- Provided data -
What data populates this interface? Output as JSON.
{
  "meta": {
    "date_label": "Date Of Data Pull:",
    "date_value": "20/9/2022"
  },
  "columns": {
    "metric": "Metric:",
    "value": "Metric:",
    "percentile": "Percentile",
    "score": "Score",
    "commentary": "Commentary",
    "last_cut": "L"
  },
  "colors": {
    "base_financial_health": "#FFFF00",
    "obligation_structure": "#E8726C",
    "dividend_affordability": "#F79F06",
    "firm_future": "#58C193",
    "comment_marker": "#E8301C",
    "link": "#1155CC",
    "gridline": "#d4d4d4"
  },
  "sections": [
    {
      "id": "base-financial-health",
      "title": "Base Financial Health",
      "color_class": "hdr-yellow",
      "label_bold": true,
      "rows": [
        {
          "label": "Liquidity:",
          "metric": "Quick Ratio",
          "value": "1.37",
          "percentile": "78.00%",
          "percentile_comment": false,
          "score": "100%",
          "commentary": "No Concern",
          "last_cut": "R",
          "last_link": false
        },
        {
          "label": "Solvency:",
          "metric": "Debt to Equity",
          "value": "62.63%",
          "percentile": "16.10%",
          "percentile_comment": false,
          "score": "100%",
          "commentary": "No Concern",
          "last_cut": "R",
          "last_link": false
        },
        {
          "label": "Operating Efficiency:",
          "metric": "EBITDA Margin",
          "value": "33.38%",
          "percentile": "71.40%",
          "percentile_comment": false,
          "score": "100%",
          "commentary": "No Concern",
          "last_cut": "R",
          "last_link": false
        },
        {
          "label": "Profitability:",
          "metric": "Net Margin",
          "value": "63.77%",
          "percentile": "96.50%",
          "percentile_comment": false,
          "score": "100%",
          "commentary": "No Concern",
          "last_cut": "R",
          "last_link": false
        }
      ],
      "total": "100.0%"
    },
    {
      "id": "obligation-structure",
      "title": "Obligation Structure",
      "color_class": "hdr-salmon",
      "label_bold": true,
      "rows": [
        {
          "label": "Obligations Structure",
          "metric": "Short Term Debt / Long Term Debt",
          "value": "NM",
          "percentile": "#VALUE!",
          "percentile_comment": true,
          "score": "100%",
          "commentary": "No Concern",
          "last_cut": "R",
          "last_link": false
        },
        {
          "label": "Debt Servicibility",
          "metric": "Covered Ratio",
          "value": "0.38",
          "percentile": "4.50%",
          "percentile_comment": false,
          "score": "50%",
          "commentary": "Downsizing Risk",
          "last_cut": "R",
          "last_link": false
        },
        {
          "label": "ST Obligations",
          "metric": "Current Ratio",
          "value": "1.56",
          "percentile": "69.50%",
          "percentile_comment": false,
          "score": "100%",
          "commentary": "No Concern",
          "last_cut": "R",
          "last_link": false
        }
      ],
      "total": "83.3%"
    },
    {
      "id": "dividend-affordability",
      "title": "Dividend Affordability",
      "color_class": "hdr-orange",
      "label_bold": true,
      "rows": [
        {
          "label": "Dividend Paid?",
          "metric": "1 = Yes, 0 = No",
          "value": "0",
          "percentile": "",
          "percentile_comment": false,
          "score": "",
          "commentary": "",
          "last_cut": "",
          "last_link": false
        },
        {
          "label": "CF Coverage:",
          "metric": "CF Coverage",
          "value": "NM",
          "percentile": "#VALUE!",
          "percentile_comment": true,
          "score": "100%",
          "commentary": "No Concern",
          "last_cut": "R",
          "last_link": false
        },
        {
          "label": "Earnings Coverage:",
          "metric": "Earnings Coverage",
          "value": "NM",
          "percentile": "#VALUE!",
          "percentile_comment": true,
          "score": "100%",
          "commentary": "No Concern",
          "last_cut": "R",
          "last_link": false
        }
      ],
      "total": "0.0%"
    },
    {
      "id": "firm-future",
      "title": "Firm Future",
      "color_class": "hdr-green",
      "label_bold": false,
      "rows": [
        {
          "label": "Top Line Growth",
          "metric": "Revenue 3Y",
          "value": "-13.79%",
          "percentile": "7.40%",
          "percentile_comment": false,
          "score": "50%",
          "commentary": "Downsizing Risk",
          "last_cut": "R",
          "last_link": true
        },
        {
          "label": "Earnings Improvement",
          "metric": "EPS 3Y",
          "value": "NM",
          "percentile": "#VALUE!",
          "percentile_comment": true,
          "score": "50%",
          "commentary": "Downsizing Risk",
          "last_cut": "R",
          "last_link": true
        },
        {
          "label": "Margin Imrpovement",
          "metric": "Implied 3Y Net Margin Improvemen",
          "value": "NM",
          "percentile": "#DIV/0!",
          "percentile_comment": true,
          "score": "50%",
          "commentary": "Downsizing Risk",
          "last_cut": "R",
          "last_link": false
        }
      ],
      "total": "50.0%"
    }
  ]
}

- Exercise -
Please reproduce each line exactly as written.

- Full solution -
What data populates this interface? Output as JSON.
{
  "meta": {
    "date_label": "Date Of Data Pull:",
    "date_value": "20/9/2022"
  },
  "columns": {
    "metric": "Metric:",
    "value": "Metric:",
    "percentile": "Percentile",
    "score": "Score",
    "commentary": "Commentary",
    "last_cut": "L"
  },
  "colors": {
    "base_financial_health": "#FFFF00",
    "obligation_structure": "#E8726C",
    "dividend_affordability": "#F79F06",
    "firm_future": "#58C193",
    "comment_marker": "#E8301C",
    "link": "#1155CC",
    "gridline": "#d4d4d4"
  },
  "sections": [
    {
      "id": "base-financial-health",
      "title": "Base Financial Health",
      "color_class": "hdr-yellow",
      "label_bold": true,
      "rows": [
        {
          "label": "Liquidity:",
          "metric": "Quick Ratio",
          "value": "1.37",
          "percentile": "78.00%",
          "percentile_comment": false,
          "score": "100%",
          "commentary": "No Concern",
          "last_cut": "R",
          "last_link": false
        },
        {
          "label": "Solvency:",
          "metric": "Debt to Equity",
          "value": "62.63%",
          "percentile": "16.10%",
          "percentile_comment": false,
          "score": "100%",
          "commentary": "No Concern",
          "last_cut": "R",
          "last_link": false
        },
        {
          "label": "Operating Efficiency:",
          "metric": "EBITDA Margin",
          "value": "33.38%",
          "percentile": "71.40%",
          "percentile_comment": false,
          "score": "100%",
          "commentary": "No Concern",
          "last_cut": "R",
          "last_link": false
        },
        {
          "label": "Profitability:",
          "metric": "Net Margin",
          "value": "63.77%",
          "percentile": "96.50%",
          "percentile_comment": false,
          "score": "100%",
          "commentary": "No Concern",
          "last_cut": "R",
          "last_link": false
        }
      ],
      "total": "100.0%"
    },
    {
      "id": "obligation-structure",
      "title": "Obligation Structure",
      "color_class": "hdr-salmon",
      "label_bold": true,
      "rows": [
        {
          "label": "Obligations Structure",
          "metric": "Short Term Debt / Long Term Debt",
          "value": "NM",
          "percentile": "#VALUE!",
          "percentile_comment": true,
          "score": "100%",
          "commentary": "No Concern",
          "last_cut": "R",
          "last_link": false
        },
        {
          "label": "Debt Servicibility",
          "metric": "Covered Ratio",
          "value": "0.38",
          "percentile": "4.50%",
          "percentile_comment": false,
          "score": "50%",
          "commentary": "Downsizing Risk",
          "last_cut": "R",
          "last_link": false
        },
        {
          "label": "ST Obligations",
          "metric": "Current Ratio",
          "value": "1.56",
          "percentile": "69.50%",
          "percentile_comment": false,
          "score": "100%",
          "commentary": "No Concern",
          "last_cut": "R",
          "last_link": false
        }
      ],
      "total": "83.3%"
    },
    {
      "id": "dividend-affordability",
      "title": "Dividend Affordability",
      "color_class": "hdr-orange",
      "label_bold": true,
      "rows": [
        {
          "label": "Dividend Paid?",
          "metric": "1 = Yes, 0 = No",
          "value": "0",
          "percentile": "",
          "percentile_comment": false,
          "score": "",
          "commentary": "",
          "last_cut": "",
          "last_link": false
        },
        {
          "label": "CF Coverage:",
          "metric": "CF Coverage",
          "value": "NM",
          "percentile": "#VALUE!",
          "percentile_comment": true,
          "score": "100%",
          "commentary": "No Concern",
          "last_cut": "R",
          "last_link": false
        },
        {
          "label": "Earnings Coverage:",
          "metric": "Earnings Coverage",
          "value": "NM",
          "percentile": "#VALUE!",
          "percentile_comment": true,
          "score": "100%",
          "commentary": "No Concern",
          "last_cut": "R",
          "last_link": false
        }
      ],
      "total": "0.0%"
    },
    {
      "id": "firm-future",
      "title": "Firm Future",
      "color_class": "hdr-green",
      "label_bold": false,
      "rows": [
        {
          "label": "Top Line Growth",
          "metric": "Revenue 3Y",
          "value": "-13.79%",
          "percentile": "7.40%",
          "percentile_comment": false,
          "score": "50%",
          "commentary": "Downsizing Risk",
          "last_cut": "R",
          "last_link": true
        },
        {
          "label": "Earnings Improvement",
          "metric": "EPS 3Y",
          "value": "NM",
          "percentile": "#VALUE!",
          "percentile_comment": true,
          "score": "50%",
          "commentary": "Downsizing Risk",
          "last_cut": "R",
          "last_link": true
        },
        {
          "label": "Margin Imrpovement",
          "metric": "Implied 3Y Net Margin Improvemen",
          "value": "NM",
          "percentile": "#DIV/0!",
          "percentile_comment": true,
          "score": "50%",
          "commentary": "Downsizing Risk",
          "last_cut": "R",
          "last_link": false
        }
      ],
      "total": "50.0%"
    }
  ]
}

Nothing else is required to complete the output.